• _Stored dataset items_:
****************
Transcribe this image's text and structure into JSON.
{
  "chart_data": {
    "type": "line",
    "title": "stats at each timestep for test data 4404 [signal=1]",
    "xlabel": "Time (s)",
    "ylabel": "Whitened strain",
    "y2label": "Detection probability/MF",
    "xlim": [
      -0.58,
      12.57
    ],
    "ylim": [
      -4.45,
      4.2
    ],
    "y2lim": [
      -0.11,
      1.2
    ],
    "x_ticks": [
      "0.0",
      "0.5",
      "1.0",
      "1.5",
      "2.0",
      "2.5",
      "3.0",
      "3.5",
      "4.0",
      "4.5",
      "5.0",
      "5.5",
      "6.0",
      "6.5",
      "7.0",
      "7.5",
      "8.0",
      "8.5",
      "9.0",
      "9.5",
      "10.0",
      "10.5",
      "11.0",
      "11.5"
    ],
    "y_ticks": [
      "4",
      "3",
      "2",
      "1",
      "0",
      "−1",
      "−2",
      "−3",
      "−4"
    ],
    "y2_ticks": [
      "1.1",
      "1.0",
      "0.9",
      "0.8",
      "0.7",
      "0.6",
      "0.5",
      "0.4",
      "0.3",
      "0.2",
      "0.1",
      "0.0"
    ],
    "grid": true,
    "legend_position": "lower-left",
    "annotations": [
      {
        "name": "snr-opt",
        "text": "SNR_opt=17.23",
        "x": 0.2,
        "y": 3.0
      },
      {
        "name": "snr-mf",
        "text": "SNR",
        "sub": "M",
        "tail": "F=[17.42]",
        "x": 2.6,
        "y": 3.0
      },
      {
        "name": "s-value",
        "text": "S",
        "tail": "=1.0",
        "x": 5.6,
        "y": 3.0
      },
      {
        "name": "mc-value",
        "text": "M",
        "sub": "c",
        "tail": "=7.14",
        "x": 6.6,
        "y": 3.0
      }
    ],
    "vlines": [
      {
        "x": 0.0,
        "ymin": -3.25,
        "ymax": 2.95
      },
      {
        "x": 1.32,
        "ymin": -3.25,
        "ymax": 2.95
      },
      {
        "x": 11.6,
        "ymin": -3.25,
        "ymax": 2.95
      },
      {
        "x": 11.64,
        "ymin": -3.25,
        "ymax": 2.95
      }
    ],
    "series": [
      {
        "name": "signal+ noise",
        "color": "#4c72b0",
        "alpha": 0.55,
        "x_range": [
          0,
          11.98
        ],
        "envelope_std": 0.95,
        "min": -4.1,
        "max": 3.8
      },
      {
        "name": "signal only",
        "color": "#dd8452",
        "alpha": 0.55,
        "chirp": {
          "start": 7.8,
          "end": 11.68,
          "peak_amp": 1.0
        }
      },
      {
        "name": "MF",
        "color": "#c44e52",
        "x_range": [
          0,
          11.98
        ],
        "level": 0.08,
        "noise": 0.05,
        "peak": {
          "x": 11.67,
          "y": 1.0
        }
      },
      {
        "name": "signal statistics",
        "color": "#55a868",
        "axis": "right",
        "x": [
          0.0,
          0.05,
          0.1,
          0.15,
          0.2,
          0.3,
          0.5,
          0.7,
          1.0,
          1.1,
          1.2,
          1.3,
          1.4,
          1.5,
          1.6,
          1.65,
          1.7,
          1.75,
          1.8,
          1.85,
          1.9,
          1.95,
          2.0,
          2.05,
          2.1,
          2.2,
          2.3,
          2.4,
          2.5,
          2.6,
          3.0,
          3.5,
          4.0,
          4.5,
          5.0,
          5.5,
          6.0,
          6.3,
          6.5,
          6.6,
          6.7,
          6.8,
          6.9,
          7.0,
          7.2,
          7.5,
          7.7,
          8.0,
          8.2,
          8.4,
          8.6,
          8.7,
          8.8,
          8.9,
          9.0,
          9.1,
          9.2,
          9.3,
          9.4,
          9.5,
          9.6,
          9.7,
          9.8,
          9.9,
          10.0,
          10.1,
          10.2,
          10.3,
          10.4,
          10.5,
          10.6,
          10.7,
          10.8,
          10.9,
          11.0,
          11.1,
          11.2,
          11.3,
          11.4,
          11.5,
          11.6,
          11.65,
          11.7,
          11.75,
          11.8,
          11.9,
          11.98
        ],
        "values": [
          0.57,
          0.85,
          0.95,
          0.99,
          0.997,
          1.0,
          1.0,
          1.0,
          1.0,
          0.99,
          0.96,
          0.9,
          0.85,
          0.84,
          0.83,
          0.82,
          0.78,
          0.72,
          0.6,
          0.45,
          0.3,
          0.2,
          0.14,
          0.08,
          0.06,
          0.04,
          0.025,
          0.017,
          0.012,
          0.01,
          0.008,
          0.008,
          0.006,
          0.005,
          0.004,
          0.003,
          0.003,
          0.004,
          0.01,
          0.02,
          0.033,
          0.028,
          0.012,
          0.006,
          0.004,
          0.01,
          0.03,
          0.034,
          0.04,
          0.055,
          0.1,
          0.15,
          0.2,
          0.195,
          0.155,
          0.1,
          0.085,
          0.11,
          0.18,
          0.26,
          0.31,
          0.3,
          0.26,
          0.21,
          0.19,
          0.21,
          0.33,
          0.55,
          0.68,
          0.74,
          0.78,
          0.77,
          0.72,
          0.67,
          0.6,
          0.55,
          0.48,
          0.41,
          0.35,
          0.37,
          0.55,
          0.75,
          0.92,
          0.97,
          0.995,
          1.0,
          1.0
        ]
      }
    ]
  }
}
****************
• _THE TASK_: Write the data out again in full and exactly.

• _SOLVED PROBLEM_:
Transcribe this image's text and structure into JSON.
{
  "chart_data": {
    "type": "line",
    "title": "stats at each timestep for test data 4404 [signal=1]",
    "xlabel": "Time (s)",
    "ylabel": "Whitened strain",
    "y2label": "Detection probability/MF",
    "xlim": [
      -0.58,
      12.57
    ],
    "ylim": [
      -4.45,
      4.2
    ],
    "y2lim": [
      -0.11,
      1.2
    ],
    "x_ticks": [
      "0.0",
      "0.5",
      "1.0",
      "1.5",
      "2.0",
      "2.5",
      "3.0",
      "3.5",
      "4.0",
      "4.5",
      "5.0",
      "5.5",
      "6.0",
      "6.5",
      "7.0",
      "7.5",
      "8.0",
      "8.5",
      "9.0",
      "9.5",
      "10.0",
      "10.5",
      "11.0",
      "11.5"
    ],
    "y_ticks": [
      "4",
      "3",
      "2",
      "1",
      "0",
      "−1",
      "−2",
      "−3",
      "−4"
    ],
    "y2_ticks": [
      "1.1",
      "1.0",
      "0.9",
      "0.8",
      "0.7",
      "0.6",
      "0.5",
      "0.4",
      "0.3",
      "0.2",
      "0.1",
      "0.0"
    ],
    "grid": true,
    "legend_position": "lower-left",
    "annotations": [
      {
        "name": "snr-opt",
        "text": "SNR_opt=17.23",
        "x": 0.2,
        "y": 3.0
      },
      {
        "name": "snr-mf",
        "text": "SNR",
        "sub": "M",
        "tail": "F=[17.42]",
        "x": 2.6,
        "y": 3.0
      },
      {
        "name": "s-value",
        "text": "S",
        "tail": "=1.0",
        "x": 5.6,
        "y": 3.0
      },
      {
        "name": "mc-value",
        "text": "M",
        "sub": "c",
        "tail": "=7.14",
        "x": 6.6,
        "y": 3.0
      }
    ],
    "vlines": [
      {
        "x": 0.0,
        "ymin": -3.25,
        "ymax": 2.95
      },
      {
        "x": 1.32,
        "ymin": -3.25,
        "ymax": 2.95
      },
      {
        "x": 11.6,
        "ymin": -3.25,
        "ymax": 2.95
      },
      {
        "x": 11.64,
        "ymin": -3.25,
        "ymax": 2.95
      }
    ],
    "series": [
      {
        "name": "signal+ noise",
        "color": "#4c72b0",
        "alpha": 0.55,
        "x_range": [
          0,
          11.98
        ],
        "envelope_std": 0.95,
        "min": -4.1,
        "max": 3.8
      },
      {
        "name": "signal only",
        "color": "#dd8452",
        "alpha": 0.55,
        "chirp": {
          "start": 7.8,
          "end": 11.68,
          "peak_amp": 1.0
        }
      },
      {
        "name": "MF",
        "color": "#c44e52",
        "x_range": [
          0,
          11.98
        ],
        "level": 0.08,
        "noise": 0.05,
        "peak": {
          "x": 11.67,
          "y": 1.0
        }
      },
      {
        "name": "signal statistics",
        "color": "#55a868",
        "axis": "right",
        "x": [
          0.0,
          0.05,
          0.1,
          0.15,
          0.2,
          0.3,
          0.5,
          0.7,
          1.0,
          1.1,
          1.2,
          1.3,
          1.4,
          1.5,
          1.6,
          1.65,
          1.7,
          1.75,
          1.8,
          1.85,
          1.9,
          1.95,
          2.0,
          2.05,
          2.1,
          2.2,
          2.3,
          2.4,
          2.5,
          2.6,
          3.0,
          3.5,
          4.0,
          4.5,
          5.0,
          5.5,
          6.0,
          6.3,
          6.5,
          6.6,
          6.7,
          6.8,
          6.9,
          7.0,
          7.2,
          7.5,
          7.7,
          8.0,
          8.2,
          8.4,
          8.6,
          8.7,
          8.8,
          8.9,
          9.0,
          9.1,
          9.2,
          9.3,
          9.4,
          9.5,
          9.6,
          9.7,
          9.8,
          9.9,
          10.0,
          10.1,
          10.2,
          10.3,
          10.4,
          10.5,
          10.6,
          10.7,
          10.8,
          10.9,
          11.0,
          11.1,
          11.2,
          11.3,
          11.4,
          11.5,
          11.6,
          11.65,
          11.7,
          11.75,
          11.8,
          11.9,
          11.98
        ],
        "values": [
          0.57,
          0.85,
          0.95,
          0.99,
          0.997,
          1.0,
          1.0,
          1.0,
          1.0,
          0.99,
          0.96,
          0.9,
          0.85,
          0.84,
          0.83,
          0.82,
          0.78,
          0.72,
          0.6,
          0.45,
          0.3,
          0.2,
          0.14,
          0.08,
          0.06,
          0.04,
          0.025,
          0.017,
          0.012,
          0.01,
          0.008,
          0.008,
          0.006,
          0.005,
          0.004,
          0.003,
          0.003,
          0.004,
          0.01,
          0.02,
          0.033,
          0.028,
          0.012,
          0.006,
          0.004,
          0.01,
          0.03,
          0.034,
          0.04,
          0.055,
          0.1,
          0.15,
          0.2,
          0.195,
          0.155,
          0.1,
          0.085,
          0.11,
          0.18,
          0.26,
          0.31,
          0.3,
          0.26,
          0.21,
          0.19,
          0.21,
          0.33,
          0.55,
          0.68,
          0.74,
          0.78,
          0.77,
          0.72,
          0.67,
          0.6,
          0.55,
          0.48,
          0.41,
          0.35,
          0.37,
          0.55,
          0.75,
          0.92,
          0.97,
          0.995,
          1.0,
          1.0
        ]
      }
    ]
  }
}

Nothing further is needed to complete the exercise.